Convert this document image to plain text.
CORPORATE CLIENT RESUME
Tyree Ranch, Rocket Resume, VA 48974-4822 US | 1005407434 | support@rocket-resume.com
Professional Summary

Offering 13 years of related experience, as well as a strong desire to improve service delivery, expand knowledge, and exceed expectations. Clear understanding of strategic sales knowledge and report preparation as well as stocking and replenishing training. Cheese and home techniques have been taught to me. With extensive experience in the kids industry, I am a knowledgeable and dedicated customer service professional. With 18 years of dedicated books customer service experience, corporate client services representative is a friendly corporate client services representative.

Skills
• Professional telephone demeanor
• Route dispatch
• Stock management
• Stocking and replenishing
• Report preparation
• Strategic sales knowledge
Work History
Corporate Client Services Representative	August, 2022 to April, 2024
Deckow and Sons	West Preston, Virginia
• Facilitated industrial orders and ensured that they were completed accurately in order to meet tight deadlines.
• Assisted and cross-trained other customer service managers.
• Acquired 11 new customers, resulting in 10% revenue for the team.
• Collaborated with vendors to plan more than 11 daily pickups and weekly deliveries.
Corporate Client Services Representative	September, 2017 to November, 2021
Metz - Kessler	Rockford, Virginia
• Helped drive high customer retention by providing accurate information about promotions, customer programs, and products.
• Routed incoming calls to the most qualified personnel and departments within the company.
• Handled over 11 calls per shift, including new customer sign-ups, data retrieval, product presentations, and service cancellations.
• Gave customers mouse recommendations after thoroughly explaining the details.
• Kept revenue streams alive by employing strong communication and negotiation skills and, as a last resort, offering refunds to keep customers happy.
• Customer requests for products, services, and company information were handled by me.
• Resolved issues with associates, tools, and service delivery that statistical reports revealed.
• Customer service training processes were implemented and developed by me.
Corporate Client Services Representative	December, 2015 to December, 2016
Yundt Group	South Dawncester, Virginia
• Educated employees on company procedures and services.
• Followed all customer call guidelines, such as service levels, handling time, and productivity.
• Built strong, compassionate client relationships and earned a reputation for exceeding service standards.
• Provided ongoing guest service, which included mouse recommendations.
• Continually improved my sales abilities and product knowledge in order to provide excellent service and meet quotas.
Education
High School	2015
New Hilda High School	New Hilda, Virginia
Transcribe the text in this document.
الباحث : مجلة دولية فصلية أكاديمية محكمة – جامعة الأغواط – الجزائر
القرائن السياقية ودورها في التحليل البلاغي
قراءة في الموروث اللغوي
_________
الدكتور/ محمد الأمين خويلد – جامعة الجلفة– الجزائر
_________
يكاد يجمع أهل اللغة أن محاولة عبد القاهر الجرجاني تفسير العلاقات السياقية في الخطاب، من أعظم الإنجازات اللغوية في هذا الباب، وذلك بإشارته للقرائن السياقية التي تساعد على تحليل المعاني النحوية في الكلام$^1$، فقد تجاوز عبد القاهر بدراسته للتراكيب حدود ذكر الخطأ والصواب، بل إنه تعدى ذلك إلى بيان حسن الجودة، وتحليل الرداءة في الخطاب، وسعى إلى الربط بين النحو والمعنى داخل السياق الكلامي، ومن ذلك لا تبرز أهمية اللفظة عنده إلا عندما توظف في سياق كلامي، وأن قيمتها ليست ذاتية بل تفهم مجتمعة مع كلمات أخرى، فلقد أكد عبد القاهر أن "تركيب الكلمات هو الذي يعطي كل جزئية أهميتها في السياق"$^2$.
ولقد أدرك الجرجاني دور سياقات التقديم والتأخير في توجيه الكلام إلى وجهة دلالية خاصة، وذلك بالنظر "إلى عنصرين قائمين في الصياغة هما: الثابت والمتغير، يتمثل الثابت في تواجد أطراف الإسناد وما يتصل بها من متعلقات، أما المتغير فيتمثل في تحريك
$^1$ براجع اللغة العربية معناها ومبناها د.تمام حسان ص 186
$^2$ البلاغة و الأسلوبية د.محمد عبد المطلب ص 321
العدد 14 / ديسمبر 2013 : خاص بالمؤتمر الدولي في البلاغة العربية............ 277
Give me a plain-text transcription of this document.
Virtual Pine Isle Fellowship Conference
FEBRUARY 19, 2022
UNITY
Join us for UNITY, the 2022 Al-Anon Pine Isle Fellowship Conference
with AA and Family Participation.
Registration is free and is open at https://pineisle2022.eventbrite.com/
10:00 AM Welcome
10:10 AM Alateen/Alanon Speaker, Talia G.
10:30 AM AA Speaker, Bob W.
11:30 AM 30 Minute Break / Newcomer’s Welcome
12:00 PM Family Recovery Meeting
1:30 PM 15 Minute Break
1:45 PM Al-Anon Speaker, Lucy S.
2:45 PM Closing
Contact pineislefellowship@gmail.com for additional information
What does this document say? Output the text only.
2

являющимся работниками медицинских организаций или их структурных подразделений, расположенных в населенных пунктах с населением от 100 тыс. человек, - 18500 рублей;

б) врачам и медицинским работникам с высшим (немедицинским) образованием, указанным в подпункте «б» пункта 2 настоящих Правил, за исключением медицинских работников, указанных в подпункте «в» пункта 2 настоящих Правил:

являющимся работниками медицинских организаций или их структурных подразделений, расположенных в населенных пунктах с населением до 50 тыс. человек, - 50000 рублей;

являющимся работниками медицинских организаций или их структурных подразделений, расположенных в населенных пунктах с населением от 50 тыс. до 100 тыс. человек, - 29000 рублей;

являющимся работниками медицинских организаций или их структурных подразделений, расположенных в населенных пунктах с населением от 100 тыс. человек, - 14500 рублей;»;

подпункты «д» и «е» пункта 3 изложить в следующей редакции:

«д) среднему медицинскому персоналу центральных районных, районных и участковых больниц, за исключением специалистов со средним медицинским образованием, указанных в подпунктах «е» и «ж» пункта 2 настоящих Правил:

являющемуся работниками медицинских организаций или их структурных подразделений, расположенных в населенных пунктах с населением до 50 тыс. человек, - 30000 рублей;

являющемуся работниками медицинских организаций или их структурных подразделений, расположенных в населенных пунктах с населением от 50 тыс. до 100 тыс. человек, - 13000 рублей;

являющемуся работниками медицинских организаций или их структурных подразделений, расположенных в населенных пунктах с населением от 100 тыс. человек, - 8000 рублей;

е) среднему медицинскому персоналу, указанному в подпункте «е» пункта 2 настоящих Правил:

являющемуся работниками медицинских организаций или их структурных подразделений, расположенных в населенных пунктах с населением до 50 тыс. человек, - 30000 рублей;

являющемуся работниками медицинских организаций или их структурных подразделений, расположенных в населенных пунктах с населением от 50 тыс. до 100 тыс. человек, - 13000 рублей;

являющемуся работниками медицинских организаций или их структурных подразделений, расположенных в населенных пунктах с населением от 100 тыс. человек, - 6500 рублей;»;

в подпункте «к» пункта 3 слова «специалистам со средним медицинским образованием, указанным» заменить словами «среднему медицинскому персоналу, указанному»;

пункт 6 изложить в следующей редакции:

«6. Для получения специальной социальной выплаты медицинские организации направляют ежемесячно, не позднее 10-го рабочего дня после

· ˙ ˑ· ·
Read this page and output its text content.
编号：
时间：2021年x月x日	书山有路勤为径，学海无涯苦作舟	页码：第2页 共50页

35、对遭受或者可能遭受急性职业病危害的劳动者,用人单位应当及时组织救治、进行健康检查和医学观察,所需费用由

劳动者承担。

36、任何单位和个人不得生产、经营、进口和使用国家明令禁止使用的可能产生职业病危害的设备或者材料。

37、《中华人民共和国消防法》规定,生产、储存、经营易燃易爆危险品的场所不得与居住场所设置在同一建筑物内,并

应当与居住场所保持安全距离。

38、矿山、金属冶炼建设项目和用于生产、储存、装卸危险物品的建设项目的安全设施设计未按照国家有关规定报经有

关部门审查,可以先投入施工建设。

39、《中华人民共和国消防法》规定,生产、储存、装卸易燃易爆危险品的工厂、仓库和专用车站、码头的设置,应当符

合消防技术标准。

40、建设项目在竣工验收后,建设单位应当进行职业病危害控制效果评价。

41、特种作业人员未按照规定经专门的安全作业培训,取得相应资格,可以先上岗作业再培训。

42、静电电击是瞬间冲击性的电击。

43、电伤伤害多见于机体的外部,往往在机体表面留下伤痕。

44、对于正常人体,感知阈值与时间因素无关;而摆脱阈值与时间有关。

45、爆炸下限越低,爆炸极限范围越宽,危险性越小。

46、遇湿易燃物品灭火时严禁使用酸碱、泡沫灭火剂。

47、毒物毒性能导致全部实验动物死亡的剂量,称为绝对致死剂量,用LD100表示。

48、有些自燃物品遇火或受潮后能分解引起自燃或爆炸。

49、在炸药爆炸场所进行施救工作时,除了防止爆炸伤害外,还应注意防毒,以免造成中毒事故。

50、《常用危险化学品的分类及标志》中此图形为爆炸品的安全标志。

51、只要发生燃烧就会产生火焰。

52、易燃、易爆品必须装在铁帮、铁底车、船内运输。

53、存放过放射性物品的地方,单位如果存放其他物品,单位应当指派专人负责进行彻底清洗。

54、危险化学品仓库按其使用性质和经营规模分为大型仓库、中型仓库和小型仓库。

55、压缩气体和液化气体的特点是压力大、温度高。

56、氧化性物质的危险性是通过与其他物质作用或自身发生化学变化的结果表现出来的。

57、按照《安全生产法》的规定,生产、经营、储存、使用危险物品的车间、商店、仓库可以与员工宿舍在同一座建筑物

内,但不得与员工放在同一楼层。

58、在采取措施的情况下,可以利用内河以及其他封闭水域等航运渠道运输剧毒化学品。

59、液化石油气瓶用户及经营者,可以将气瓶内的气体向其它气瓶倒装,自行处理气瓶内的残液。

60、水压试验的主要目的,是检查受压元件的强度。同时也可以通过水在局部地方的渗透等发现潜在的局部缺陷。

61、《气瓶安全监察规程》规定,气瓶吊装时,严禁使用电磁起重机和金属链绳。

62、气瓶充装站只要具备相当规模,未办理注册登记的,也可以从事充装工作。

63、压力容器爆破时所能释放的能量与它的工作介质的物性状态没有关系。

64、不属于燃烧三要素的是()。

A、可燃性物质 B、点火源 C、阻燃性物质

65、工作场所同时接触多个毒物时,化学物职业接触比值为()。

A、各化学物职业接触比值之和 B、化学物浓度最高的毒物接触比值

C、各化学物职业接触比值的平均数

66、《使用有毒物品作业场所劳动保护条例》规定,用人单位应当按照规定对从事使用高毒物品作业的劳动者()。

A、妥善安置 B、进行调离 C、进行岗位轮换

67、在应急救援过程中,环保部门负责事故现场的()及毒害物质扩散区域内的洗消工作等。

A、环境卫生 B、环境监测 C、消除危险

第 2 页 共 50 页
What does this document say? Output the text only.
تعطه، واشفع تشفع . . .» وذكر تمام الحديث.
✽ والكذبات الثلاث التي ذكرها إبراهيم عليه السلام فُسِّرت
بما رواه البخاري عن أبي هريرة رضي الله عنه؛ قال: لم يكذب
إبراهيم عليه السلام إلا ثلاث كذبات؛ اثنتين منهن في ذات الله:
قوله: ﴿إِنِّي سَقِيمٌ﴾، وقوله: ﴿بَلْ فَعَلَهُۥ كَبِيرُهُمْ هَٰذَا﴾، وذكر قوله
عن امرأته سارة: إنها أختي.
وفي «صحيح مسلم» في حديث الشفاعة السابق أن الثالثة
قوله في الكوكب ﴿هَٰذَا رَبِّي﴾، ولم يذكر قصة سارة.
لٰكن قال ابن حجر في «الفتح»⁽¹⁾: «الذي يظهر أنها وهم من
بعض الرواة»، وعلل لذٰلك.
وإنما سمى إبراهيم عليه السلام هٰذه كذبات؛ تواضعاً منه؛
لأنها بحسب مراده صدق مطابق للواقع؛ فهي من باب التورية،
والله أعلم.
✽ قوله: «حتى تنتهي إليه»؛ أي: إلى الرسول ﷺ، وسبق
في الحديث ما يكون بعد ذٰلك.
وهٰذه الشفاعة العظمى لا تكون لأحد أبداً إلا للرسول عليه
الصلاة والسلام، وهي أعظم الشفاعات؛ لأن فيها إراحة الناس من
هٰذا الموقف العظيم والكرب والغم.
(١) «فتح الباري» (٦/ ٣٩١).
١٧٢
· · · · · · ·
Read through the data and copy every line where "الشفاعة" shows up.

Written response:
وفي «صحيح مسلم» في حديث الشفاعة السابق أن الثالثة
وهٰذه الشفاعة العظمى لا تكون لأحد أبداً إلا للرسول عليه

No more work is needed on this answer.